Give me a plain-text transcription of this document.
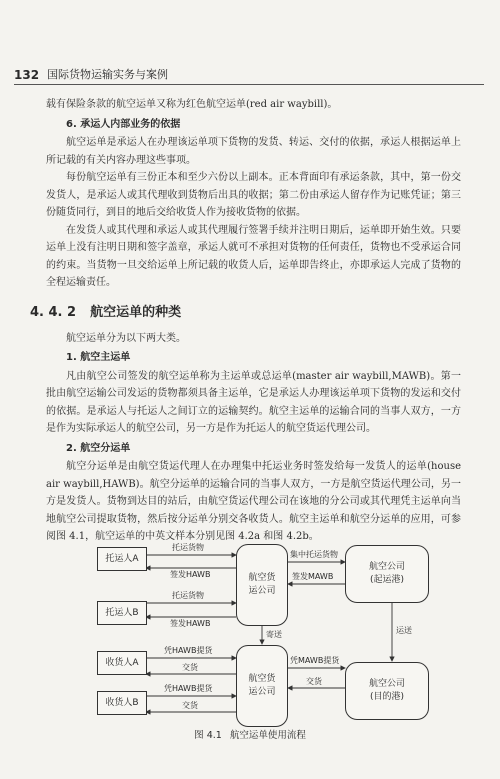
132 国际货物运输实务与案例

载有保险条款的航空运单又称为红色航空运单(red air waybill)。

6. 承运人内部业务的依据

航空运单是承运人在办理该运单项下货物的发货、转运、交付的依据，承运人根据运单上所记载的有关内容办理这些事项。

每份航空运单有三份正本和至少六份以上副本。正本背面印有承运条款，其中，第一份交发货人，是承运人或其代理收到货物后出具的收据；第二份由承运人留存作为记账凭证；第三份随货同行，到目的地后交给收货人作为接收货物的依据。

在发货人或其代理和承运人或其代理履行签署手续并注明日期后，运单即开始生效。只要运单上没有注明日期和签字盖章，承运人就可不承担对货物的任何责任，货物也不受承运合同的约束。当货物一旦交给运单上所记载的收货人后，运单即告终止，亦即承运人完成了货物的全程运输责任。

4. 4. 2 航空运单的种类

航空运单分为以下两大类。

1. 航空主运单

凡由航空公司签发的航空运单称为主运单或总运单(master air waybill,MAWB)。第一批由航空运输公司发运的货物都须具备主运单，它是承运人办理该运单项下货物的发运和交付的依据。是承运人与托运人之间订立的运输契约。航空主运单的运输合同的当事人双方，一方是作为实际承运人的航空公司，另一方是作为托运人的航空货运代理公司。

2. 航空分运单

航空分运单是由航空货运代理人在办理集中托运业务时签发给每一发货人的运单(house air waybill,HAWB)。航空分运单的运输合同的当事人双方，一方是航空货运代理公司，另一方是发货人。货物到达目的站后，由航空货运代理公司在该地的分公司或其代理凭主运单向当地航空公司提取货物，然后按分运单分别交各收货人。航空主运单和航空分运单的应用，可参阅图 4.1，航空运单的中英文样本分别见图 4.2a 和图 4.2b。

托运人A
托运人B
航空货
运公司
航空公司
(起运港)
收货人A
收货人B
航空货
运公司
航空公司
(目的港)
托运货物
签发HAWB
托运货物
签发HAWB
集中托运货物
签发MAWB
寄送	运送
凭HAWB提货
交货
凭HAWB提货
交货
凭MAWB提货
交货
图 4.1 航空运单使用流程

WHAT YOU ARE ASKED TO DO: Leave the pictures out and copy the rest of the data exactly.

TASK RESULT:
Give me a plain-text transcription of this document.
132 国际货物运输实务与案例

载有保险条款的航空运单又称为红色航空运单(red air waybill)。

6. 承运人内部业务的依据

航空运单是承运人在办理该运单项下货物的发货、转运、交付的依据，承运人根据运单上所记载的有关内容办理这些事项。

每份航空运单有三份正本和至少六份以上副本。正本背面印有承运条款，其中，第一份交发货人，是承运人或其代理收到货物后出具的收据；第二份由承运人留存作为记账凭证；第三份随货同行，到目的地后交给收货人作为接收货物的依据。

在发货人或其代理和承运人或其代理履行签署手续并注明日期后，运单即开始生效。只要运单上没有注明日期和签字盖章，承运人就可不承担对货物的任何责任，货物也不受承运合同的约束。当货物一旦交给运单上所记载的收货人后，运单即告终止，亦即承运人完成了货物的全程运输责任。

4. 4. 2 航空运单的种类

航空运单分为以下两大类。

1. 航空主运单

凡由航空公司签发的航空运单称为主运单或总运单(master air waybill,MAWB)。第一批由航空运输公司发运的货物都须具备主运单，它是承运人办理该运单项下货物的发运和交付的依据。是承运人与托运人之间订立的运输契约。航空主运单的运输合同的当事人双方，一方是作为实际承运人的航空公司，另一方是作为托运人的航空货运代理公司。

2. 航空分运单

航空分运单是由航空货运代理人在办理集中托运业务时签发给每一发货人的运单(house air waybill,HAWB)。航空分运单的运输合同的当事人双方，一方是航空货运代理公司，另一方是发货人。货物到达目的站后，由航空货运代理公司在该地的分公司或其代理凭主运单向当地航空公司提取货物，然后按分运单分别交各收货人。航空主运单和航空分运单的应用，可参阅图 4.1，航空运单的中英文样本分别见图 4.2a 和图 4.2b。

托运人A
托运人B
航空货
运公司
航空公司
(起运港)
收货人A
收货人B
航空货
运公司
航空公司
(目的港)
托运货物
签发HAWB
托运货物
签发HAWB
集中托运货物
签发MAWB
寄送	运送
凭HAWB提货
交货
凭HAWB提货
交货
凭MAWB提货
交货
图 4.1 航空运单使用流程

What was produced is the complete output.